* _Exercise description_:
Report every line in the listing below where the string "Encoding" shows up.

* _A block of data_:
==*==
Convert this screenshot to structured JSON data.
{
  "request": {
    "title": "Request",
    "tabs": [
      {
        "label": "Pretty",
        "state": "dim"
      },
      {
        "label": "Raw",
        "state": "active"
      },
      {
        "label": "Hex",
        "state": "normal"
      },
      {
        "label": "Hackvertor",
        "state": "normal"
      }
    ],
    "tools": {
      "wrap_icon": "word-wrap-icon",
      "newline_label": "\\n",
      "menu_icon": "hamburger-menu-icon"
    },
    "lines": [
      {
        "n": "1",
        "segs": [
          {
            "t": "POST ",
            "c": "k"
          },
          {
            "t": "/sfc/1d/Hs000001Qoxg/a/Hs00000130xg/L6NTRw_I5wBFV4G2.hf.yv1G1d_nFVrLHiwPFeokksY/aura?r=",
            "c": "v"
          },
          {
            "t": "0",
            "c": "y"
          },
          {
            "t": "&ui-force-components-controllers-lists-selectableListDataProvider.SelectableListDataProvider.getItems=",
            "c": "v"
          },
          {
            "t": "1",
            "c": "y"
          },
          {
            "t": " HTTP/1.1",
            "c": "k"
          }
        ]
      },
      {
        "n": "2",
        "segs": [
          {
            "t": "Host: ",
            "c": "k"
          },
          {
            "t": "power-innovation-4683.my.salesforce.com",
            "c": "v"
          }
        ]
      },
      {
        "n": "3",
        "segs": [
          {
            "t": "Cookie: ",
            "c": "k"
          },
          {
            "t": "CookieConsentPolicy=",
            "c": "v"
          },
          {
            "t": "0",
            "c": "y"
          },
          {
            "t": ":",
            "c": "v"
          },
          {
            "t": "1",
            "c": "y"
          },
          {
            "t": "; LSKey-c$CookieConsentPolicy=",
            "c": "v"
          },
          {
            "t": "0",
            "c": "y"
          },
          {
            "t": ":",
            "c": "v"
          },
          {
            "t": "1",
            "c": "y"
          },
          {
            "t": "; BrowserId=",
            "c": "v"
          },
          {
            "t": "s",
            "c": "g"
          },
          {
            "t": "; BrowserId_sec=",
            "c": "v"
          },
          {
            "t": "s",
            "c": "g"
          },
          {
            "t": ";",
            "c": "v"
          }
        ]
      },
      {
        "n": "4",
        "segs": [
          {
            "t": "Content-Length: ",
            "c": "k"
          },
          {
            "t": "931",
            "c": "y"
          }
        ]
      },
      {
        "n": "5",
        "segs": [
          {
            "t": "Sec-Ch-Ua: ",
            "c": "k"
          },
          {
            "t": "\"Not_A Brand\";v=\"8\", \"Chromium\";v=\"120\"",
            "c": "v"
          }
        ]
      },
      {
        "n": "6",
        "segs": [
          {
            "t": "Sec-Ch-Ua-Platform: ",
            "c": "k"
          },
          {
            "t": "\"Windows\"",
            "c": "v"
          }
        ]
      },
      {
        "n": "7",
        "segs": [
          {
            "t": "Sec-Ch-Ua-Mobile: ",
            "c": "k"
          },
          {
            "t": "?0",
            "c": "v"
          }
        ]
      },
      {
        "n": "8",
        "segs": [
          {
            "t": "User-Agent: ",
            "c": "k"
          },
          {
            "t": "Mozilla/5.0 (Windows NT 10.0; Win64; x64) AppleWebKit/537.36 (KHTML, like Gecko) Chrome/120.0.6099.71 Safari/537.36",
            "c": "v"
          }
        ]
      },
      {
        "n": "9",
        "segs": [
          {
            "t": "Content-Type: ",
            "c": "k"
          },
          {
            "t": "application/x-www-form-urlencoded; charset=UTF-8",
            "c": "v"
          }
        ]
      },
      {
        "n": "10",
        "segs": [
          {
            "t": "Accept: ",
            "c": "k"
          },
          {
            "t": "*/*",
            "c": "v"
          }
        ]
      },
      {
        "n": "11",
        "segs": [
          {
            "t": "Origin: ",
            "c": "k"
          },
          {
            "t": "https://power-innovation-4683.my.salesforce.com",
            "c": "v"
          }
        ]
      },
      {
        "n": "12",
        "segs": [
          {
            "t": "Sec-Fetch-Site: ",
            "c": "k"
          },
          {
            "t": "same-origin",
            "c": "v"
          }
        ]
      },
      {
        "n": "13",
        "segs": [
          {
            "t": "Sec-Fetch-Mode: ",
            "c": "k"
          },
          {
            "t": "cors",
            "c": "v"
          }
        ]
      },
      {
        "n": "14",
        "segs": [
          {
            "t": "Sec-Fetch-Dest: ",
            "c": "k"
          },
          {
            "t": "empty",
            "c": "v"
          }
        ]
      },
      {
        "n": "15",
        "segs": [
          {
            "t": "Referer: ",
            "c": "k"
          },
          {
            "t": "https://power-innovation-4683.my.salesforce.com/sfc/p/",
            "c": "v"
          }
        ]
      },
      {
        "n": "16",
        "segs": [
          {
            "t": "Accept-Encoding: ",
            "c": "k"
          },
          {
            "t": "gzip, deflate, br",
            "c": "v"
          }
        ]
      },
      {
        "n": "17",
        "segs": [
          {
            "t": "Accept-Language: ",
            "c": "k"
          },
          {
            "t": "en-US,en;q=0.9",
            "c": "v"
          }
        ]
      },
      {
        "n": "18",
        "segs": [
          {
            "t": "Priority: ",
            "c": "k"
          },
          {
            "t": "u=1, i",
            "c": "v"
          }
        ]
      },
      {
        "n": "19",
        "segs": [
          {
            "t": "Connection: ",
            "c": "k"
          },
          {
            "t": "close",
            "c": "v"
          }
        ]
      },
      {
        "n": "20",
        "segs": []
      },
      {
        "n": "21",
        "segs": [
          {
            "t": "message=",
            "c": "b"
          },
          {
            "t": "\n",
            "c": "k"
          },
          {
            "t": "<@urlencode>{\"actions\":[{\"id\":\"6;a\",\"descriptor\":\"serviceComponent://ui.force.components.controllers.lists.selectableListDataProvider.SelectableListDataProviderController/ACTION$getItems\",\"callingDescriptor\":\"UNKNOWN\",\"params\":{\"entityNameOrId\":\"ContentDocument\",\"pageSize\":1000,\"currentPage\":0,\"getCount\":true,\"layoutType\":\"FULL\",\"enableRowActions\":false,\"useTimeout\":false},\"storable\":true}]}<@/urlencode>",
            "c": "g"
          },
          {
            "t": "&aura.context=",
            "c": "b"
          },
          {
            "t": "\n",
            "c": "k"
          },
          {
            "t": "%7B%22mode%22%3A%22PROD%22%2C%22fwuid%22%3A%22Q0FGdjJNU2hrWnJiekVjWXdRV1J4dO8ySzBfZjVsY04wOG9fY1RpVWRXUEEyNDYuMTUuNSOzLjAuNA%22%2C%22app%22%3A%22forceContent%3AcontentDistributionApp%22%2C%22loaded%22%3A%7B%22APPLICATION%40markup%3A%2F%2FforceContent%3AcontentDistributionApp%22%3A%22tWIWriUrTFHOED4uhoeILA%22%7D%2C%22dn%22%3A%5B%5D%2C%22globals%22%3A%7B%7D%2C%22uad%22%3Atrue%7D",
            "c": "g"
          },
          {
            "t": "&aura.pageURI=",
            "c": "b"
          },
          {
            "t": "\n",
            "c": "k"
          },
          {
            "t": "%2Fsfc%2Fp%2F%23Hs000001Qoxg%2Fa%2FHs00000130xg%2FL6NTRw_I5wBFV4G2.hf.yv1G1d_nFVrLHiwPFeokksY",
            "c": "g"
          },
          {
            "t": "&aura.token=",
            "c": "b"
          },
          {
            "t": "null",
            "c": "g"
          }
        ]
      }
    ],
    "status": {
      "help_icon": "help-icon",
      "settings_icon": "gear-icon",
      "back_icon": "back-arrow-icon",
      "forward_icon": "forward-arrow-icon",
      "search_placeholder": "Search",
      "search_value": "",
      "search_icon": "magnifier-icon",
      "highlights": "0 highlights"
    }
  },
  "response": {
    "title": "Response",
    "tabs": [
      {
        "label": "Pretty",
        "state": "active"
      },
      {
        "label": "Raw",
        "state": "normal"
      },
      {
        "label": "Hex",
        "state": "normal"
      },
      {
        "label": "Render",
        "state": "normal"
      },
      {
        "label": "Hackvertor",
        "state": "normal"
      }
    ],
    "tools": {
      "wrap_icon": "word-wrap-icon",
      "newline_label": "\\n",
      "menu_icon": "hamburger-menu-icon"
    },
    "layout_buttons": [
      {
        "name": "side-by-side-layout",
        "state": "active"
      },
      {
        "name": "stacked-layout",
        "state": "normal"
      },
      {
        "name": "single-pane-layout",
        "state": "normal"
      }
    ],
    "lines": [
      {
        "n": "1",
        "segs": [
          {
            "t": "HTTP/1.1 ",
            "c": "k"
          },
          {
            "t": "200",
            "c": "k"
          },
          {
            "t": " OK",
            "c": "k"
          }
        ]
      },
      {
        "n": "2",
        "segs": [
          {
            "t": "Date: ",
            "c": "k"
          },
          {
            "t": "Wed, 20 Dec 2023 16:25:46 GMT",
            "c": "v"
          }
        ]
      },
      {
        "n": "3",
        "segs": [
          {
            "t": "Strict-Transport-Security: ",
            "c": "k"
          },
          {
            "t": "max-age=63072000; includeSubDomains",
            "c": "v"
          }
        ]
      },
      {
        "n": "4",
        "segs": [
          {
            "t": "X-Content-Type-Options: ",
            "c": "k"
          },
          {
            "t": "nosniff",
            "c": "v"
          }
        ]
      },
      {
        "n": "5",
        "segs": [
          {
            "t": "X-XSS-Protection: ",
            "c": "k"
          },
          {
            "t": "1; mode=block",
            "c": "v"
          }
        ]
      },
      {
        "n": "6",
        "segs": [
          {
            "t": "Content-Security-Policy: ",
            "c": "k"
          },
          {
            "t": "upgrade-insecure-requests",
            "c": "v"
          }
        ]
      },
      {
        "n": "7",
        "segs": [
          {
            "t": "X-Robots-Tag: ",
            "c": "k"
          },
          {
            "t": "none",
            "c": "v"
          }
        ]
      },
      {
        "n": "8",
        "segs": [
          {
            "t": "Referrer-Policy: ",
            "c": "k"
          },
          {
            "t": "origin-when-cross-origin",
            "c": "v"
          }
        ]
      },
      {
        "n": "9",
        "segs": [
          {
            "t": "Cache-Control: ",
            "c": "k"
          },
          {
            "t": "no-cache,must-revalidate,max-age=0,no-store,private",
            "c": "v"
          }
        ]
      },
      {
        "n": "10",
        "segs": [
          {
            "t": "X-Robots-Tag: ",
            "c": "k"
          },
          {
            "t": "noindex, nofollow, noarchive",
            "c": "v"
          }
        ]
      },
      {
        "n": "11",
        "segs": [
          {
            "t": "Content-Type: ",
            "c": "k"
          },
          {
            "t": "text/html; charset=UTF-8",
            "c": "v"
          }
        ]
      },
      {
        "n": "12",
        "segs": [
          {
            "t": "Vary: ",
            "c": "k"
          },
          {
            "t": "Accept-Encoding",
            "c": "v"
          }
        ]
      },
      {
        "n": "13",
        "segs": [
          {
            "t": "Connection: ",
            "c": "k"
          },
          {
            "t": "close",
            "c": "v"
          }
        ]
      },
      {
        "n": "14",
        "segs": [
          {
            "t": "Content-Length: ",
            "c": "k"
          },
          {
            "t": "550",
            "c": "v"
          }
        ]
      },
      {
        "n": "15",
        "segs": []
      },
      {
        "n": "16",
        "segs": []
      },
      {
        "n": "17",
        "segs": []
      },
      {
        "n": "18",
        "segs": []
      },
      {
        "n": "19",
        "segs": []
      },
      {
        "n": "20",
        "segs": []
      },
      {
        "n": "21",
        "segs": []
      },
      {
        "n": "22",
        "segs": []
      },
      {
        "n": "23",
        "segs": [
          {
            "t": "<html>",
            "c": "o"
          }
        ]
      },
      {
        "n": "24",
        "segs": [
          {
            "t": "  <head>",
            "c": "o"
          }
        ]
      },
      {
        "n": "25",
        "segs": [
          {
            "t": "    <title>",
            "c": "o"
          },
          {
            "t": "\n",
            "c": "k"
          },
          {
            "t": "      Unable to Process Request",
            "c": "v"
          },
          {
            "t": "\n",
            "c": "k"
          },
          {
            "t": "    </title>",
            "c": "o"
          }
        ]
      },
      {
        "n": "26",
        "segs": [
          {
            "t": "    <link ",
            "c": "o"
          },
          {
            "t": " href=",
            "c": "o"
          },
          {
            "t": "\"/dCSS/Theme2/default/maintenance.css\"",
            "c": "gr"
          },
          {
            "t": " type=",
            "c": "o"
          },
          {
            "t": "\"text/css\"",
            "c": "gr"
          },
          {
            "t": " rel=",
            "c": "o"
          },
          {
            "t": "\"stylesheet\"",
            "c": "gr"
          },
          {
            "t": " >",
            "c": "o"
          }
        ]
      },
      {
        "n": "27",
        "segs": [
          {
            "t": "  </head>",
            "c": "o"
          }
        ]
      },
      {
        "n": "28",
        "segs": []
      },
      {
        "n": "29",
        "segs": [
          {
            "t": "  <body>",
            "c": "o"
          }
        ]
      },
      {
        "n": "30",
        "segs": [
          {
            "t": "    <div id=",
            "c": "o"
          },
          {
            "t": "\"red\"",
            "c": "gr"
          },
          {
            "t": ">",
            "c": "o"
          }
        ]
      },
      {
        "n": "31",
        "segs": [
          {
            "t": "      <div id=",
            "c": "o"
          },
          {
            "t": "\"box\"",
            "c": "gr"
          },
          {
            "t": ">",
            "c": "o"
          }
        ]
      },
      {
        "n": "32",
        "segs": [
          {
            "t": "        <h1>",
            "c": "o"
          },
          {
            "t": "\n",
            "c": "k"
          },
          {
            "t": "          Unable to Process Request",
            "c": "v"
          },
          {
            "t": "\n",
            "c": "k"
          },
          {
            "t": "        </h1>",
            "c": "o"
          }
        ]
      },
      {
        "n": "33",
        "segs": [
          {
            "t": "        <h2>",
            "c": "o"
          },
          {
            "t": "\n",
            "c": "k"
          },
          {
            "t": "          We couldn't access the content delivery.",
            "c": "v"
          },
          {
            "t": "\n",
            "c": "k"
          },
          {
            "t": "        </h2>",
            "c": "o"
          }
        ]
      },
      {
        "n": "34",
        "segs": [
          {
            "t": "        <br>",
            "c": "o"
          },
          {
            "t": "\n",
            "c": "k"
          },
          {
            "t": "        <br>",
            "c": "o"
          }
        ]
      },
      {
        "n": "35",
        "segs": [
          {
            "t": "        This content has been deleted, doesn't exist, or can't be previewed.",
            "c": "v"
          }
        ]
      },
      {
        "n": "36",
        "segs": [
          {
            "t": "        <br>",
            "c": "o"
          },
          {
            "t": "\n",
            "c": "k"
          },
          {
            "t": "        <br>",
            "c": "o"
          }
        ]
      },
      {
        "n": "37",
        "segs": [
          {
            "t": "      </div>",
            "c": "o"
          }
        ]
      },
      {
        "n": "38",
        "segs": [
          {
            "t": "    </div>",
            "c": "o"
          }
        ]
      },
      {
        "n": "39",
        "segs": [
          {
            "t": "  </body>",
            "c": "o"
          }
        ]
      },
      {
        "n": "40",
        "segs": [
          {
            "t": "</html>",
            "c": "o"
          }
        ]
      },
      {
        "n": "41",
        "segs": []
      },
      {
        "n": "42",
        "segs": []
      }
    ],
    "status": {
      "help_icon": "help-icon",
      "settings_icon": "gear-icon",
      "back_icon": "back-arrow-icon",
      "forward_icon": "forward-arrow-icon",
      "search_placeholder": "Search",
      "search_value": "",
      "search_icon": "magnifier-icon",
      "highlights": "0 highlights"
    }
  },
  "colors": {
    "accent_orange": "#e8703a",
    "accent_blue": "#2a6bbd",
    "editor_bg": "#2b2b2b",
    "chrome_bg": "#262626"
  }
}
==*==
* _Reply to the task_:
            "t": "Accept-Encoding: ",
            "t": "Accept-Encoding",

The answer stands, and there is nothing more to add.